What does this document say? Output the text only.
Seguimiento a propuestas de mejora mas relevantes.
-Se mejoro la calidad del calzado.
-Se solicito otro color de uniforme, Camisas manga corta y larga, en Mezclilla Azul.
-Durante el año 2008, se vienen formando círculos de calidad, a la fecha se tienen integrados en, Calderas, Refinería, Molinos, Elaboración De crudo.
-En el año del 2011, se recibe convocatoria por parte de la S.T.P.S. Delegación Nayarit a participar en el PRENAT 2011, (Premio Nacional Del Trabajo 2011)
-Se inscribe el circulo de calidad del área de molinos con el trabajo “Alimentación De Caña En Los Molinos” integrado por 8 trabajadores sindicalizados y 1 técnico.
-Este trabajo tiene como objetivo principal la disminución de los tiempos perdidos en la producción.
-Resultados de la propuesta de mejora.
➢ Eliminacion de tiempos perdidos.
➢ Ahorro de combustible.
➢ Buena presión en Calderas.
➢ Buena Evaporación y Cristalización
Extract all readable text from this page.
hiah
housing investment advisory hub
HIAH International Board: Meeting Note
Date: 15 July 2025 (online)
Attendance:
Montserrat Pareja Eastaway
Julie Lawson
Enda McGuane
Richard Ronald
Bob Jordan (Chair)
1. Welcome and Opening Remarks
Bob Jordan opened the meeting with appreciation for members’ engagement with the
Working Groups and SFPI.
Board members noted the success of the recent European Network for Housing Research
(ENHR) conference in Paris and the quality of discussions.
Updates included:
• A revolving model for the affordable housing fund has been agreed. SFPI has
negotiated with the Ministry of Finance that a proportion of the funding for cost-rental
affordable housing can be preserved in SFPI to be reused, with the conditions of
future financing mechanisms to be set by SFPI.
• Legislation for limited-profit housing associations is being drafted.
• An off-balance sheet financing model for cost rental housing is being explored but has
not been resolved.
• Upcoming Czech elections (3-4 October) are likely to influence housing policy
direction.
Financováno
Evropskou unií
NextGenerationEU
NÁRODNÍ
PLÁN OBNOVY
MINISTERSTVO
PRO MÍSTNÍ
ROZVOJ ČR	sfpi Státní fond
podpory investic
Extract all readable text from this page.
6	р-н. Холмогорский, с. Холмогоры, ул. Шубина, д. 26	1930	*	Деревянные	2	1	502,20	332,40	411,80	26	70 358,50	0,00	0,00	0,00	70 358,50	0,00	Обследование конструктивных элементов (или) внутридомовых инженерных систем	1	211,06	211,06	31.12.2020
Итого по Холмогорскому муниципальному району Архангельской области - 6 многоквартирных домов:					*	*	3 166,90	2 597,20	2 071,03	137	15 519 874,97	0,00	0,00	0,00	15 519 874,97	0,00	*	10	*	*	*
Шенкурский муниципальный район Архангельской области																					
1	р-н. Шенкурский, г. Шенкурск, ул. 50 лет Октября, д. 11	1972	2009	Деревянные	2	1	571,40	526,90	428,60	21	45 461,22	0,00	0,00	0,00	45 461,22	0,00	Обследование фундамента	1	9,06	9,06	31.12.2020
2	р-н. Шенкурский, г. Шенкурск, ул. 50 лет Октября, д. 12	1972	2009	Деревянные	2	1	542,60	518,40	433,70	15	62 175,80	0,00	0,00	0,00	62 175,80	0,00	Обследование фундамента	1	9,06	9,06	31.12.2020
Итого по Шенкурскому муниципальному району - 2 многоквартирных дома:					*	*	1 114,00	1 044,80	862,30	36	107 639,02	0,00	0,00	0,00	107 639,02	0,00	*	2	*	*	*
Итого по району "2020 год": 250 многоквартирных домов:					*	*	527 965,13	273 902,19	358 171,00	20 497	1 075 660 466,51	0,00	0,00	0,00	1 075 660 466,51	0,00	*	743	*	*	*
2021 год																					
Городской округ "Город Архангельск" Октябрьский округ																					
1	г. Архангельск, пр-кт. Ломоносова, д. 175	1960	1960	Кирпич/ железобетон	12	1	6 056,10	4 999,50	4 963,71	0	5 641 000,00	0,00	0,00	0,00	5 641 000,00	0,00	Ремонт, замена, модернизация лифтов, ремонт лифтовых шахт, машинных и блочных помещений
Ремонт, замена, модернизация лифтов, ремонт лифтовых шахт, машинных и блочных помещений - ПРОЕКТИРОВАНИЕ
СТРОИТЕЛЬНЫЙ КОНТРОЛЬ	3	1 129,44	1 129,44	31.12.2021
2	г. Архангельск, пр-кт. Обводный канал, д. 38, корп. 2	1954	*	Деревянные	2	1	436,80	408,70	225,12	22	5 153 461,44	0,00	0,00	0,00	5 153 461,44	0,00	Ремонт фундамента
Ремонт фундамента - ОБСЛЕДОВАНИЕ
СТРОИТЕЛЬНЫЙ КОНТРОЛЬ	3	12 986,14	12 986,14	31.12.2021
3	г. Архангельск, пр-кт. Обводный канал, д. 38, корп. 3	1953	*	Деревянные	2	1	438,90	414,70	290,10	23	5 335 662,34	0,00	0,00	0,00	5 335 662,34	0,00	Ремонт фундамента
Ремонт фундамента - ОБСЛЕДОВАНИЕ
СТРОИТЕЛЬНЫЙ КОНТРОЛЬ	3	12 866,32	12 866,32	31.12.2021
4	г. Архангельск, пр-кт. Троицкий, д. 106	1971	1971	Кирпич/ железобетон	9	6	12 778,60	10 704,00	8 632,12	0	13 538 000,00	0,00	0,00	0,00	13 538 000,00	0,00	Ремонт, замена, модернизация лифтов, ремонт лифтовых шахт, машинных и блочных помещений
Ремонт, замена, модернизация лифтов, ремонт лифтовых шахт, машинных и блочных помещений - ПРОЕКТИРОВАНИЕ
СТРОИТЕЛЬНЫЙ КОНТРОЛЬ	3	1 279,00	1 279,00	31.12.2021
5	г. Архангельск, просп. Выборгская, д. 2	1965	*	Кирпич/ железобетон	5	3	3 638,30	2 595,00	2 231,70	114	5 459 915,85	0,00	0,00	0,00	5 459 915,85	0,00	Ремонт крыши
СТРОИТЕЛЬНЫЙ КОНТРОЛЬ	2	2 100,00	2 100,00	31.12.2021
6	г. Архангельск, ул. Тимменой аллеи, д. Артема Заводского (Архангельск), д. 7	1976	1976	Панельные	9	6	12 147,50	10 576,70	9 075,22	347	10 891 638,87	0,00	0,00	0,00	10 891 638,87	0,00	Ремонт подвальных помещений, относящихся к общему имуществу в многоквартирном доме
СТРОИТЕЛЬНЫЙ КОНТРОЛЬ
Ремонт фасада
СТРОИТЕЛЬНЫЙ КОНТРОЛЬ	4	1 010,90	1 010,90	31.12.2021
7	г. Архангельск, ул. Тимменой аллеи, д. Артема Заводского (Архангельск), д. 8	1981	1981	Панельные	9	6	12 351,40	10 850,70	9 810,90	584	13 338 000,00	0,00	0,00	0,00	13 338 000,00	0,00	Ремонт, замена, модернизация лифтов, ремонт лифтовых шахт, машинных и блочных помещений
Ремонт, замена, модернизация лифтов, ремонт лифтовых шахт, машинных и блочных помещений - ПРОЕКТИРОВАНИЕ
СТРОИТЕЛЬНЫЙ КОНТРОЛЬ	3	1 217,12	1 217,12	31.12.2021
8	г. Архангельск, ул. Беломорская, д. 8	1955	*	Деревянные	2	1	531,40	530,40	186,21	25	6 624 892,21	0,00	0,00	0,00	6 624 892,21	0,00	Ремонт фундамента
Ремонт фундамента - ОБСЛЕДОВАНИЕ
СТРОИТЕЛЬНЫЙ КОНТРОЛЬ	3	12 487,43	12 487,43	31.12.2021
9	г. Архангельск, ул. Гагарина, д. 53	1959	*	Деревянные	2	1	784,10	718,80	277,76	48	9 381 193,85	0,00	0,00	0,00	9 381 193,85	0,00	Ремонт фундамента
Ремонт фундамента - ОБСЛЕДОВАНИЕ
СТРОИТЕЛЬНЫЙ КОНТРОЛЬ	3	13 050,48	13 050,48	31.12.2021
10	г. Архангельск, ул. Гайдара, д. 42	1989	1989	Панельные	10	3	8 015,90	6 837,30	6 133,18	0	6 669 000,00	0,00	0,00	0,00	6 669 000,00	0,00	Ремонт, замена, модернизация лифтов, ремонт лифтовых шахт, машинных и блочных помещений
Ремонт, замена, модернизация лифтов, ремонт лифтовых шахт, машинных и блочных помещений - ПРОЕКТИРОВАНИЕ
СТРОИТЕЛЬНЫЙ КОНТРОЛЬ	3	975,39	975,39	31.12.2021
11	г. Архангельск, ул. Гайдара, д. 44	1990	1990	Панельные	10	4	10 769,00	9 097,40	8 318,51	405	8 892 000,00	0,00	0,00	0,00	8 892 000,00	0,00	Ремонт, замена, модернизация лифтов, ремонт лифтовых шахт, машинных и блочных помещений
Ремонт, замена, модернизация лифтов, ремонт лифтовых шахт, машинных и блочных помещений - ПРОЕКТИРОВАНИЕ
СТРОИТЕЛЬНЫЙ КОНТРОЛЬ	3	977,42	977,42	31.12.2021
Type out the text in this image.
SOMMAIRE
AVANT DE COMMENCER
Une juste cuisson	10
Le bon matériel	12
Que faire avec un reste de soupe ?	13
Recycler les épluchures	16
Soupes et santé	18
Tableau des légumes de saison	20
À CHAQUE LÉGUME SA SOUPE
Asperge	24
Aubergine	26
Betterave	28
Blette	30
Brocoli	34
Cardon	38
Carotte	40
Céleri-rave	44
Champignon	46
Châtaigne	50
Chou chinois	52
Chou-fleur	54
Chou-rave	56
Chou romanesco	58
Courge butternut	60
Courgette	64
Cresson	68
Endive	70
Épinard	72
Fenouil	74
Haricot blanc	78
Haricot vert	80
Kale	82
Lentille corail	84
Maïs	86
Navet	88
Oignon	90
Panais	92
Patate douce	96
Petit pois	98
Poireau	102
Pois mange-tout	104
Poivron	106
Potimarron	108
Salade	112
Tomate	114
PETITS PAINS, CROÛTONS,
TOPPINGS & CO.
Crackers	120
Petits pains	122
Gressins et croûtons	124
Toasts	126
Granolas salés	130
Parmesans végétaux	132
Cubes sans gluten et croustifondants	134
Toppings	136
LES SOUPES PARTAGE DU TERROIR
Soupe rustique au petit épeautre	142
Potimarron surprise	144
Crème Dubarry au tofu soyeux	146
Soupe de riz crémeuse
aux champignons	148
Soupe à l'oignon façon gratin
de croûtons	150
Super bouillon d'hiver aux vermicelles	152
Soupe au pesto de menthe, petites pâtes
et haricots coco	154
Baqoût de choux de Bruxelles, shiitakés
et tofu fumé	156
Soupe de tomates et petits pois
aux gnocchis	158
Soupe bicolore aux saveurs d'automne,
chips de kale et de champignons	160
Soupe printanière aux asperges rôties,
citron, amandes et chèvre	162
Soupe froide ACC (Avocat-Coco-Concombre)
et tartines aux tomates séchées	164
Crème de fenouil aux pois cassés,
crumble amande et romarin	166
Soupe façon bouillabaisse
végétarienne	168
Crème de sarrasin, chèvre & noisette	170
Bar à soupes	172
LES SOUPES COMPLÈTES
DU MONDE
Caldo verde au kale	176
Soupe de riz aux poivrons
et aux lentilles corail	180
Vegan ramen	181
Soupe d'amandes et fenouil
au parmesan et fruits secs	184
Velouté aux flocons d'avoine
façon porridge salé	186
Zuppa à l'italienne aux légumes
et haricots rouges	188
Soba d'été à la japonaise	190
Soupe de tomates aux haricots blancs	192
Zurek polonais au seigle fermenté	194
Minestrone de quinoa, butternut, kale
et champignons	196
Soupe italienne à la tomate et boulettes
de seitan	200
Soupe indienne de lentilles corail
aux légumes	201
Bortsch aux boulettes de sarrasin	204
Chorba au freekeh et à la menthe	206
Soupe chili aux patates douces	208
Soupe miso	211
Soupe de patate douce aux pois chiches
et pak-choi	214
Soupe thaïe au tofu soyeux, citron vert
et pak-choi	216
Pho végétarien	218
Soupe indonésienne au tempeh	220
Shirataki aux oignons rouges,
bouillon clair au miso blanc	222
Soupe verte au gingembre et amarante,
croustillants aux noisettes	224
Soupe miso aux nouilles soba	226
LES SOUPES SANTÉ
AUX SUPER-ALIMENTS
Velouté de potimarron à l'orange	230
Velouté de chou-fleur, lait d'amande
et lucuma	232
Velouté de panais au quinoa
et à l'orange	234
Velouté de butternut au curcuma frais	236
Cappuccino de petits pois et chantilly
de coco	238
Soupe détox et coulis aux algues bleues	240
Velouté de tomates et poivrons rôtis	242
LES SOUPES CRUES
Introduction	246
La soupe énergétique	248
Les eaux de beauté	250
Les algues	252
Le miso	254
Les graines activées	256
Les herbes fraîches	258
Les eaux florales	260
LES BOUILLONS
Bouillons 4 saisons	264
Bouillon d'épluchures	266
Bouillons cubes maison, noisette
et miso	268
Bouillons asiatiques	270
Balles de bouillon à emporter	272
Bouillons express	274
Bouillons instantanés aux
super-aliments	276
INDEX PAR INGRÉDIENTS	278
= = = = =
Work instructions = Filter lines by "Итого" and return each hit.

Solution to the problem =
Итого по Холмогорскому муниципальному району Архангельской области - 6 многоквартирных домов:					*	*	3 166,90	2 597,20	2 071,03	137	15 519 874,97	0,00	0,00	0,00	15 519 874,97	0,00	*	10	*	*	*
Итого по Шенкурскому муниципальному району - 2 многоквартирных дома:					*	*	1 114,00	1 044,80	862,30	36	107 639,02	0,00	0,00	0,00	107 639,02	0,00	*	2	*	*	*
Итого по району "2020 год": 250 многоквартирных домов:					*	*	527 965,13	273 902,19	358 171,00	20 497	1 075 660 466,51	0,00	0,00	0,00	1 075 660 466,51	0,00	*	743	*	*	*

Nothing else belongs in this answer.